§ **WRITTEN TASK**:
Gather up every line from the entries below that uses the word "this".

(Dataset items)

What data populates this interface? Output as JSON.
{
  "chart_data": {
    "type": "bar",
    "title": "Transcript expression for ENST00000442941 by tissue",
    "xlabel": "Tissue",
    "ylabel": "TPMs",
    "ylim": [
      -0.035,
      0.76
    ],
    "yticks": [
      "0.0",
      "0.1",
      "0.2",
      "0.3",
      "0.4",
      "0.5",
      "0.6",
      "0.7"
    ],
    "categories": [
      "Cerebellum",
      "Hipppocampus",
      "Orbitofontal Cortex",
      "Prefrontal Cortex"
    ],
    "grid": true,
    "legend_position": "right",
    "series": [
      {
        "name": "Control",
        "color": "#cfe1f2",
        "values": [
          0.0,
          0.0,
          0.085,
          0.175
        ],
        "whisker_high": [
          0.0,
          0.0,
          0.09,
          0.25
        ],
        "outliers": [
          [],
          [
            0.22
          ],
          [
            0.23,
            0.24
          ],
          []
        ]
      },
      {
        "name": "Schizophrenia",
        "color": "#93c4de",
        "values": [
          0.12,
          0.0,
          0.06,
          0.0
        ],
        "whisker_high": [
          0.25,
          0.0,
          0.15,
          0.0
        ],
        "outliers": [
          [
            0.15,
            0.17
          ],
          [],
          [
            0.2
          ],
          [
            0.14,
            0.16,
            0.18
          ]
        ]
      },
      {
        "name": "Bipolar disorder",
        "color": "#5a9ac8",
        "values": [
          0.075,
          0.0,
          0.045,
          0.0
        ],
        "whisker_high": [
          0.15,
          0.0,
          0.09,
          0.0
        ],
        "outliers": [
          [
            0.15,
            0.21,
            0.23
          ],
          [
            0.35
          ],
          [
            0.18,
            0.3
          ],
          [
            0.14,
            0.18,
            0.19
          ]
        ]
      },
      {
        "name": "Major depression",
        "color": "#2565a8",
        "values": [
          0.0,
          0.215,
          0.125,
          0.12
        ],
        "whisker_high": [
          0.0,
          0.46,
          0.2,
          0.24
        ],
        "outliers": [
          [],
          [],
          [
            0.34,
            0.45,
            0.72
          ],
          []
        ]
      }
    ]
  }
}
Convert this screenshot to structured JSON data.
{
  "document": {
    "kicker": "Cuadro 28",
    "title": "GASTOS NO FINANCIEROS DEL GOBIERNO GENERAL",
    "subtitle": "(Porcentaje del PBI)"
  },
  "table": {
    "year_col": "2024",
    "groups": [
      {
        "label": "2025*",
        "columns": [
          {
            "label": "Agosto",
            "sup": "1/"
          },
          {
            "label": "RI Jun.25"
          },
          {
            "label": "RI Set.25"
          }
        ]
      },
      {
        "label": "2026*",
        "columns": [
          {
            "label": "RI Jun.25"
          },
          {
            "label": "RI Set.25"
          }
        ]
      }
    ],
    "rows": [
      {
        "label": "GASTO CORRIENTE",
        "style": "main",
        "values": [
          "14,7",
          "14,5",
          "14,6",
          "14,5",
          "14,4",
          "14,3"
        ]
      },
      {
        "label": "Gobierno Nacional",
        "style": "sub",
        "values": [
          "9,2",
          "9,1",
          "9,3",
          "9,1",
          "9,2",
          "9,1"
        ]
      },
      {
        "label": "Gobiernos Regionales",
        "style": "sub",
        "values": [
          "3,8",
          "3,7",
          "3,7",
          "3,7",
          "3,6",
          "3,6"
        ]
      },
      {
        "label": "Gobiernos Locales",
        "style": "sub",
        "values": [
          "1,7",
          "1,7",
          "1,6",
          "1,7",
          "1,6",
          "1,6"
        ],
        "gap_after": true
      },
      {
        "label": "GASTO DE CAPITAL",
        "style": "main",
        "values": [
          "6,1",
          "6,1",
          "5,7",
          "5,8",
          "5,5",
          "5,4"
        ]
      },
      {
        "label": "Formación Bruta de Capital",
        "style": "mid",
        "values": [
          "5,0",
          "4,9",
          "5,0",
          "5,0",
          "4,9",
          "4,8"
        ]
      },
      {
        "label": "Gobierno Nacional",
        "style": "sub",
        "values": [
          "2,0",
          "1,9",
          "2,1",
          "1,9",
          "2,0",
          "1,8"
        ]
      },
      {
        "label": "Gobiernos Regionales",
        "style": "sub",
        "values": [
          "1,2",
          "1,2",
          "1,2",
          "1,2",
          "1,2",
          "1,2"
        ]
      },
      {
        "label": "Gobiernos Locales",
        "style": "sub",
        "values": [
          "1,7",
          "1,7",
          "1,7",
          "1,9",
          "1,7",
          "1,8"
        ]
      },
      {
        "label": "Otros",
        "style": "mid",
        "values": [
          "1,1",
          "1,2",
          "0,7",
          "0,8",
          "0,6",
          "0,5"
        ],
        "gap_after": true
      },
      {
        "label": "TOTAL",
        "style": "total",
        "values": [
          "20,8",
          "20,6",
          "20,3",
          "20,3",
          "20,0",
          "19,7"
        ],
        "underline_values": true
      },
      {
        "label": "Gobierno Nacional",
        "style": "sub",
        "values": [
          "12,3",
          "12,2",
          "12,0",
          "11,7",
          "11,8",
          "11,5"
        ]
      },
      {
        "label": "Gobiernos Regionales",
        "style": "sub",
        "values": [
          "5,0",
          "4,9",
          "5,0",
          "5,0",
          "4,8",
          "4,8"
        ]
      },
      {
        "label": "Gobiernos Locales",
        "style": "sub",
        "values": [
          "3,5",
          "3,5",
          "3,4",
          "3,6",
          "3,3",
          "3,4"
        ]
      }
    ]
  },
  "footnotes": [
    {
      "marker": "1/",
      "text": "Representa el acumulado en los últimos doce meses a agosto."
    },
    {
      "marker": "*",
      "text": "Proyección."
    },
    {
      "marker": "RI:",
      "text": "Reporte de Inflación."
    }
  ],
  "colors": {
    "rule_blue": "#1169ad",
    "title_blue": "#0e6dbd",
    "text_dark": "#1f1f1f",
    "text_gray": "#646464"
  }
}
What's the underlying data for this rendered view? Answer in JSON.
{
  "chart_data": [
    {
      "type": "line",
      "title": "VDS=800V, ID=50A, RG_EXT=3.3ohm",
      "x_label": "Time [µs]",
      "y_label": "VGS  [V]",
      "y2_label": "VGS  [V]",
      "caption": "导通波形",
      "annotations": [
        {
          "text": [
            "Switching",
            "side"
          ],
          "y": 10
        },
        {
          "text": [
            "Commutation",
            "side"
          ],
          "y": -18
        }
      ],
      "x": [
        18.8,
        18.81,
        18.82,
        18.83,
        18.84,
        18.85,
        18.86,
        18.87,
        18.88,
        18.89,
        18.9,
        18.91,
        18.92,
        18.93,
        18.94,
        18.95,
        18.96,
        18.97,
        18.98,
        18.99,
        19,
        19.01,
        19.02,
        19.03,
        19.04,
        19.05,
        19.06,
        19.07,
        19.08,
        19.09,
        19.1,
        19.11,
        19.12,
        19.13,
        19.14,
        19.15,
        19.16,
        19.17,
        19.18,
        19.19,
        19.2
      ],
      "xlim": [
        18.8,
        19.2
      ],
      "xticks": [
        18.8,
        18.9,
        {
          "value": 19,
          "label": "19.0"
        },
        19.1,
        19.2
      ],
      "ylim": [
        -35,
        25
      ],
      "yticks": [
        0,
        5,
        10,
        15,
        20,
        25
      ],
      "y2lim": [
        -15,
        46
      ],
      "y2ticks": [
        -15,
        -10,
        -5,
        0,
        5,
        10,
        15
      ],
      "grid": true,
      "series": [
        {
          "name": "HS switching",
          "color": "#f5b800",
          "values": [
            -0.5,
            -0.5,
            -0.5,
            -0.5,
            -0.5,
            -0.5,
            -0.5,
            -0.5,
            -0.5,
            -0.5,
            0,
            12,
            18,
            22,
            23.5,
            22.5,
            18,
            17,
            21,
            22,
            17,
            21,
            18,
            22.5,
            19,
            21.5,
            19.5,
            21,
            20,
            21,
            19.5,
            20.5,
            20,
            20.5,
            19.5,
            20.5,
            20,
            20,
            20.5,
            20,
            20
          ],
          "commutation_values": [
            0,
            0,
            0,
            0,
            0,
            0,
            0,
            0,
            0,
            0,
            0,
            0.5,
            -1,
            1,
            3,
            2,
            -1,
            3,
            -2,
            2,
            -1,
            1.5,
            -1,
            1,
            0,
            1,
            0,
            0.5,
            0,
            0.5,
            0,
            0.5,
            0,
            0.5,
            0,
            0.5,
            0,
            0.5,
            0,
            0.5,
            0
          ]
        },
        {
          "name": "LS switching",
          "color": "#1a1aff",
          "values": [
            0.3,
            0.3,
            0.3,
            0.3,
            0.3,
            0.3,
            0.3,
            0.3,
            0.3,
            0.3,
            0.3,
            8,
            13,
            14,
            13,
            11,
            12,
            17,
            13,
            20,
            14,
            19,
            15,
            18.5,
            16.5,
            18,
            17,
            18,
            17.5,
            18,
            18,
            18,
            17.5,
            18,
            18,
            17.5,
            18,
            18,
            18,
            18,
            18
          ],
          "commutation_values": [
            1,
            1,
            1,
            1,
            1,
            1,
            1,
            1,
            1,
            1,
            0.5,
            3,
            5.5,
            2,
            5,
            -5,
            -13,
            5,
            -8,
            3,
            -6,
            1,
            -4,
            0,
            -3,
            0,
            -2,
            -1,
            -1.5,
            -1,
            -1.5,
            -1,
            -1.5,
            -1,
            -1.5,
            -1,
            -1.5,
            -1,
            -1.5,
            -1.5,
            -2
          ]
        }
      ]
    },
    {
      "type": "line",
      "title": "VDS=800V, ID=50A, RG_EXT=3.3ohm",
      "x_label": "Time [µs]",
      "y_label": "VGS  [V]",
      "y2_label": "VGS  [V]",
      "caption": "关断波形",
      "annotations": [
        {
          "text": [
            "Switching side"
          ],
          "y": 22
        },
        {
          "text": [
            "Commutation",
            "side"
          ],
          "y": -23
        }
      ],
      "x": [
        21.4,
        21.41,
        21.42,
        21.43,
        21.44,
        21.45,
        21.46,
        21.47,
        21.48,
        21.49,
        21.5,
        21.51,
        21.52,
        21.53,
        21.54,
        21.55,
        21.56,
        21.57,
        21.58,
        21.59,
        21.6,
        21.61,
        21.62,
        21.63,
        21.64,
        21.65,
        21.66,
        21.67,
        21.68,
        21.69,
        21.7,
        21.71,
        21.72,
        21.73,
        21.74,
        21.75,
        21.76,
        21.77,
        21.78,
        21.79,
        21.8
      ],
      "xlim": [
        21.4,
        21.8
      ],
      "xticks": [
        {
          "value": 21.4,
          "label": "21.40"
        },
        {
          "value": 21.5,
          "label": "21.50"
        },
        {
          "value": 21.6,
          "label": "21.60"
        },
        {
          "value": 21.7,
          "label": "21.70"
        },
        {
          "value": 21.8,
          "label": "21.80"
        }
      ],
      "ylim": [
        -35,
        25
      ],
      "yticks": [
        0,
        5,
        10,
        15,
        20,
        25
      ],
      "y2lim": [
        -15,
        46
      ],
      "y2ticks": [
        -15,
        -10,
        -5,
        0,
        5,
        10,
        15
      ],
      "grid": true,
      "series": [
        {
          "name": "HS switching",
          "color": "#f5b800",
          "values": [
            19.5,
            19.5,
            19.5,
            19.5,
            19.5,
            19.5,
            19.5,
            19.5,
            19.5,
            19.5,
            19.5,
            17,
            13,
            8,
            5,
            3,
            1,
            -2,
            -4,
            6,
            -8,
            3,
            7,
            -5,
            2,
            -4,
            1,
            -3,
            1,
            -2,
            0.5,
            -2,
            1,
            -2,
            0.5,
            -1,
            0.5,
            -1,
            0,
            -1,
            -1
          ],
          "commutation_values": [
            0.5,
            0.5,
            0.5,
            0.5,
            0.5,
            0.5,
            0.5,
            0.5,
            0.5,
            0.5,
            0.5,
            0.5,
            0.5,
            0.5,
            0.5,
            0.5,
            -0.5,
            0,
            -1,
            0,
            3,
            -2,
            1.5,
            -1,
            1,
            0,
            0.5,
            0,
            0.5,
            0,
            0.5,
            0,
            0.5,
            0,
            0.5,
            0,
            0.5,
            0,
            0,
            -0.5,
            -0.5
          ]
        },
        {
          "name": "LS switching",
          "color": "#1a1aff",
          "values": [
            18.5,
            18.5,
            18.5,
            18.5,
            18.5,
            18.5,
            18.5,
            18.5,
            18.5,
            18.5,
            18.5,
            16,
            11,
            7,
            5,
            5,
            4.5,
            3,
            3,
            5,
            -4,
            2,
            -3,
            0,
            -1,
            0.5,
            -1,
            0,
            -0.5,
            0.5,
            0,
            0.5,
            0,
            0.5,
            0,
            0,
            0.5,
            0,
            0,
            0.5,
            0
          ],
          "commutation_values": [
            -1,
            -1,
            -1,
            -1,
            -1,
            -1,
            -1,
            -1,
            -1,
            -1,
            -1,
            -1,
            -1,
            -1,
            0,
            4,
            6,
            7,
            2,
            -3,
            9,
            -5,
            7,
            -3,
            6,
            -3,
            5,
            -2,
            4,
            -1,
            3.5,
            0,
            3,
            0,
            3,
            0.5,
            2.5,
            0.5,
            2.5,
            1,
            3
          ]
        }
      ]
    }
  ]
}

§ **THE OUTPUT**:
What data populates this interface? Output as JSON.
Convert this screenshot to structured JSON data.
What's the underlying data for this rendered view? Answer in JSON.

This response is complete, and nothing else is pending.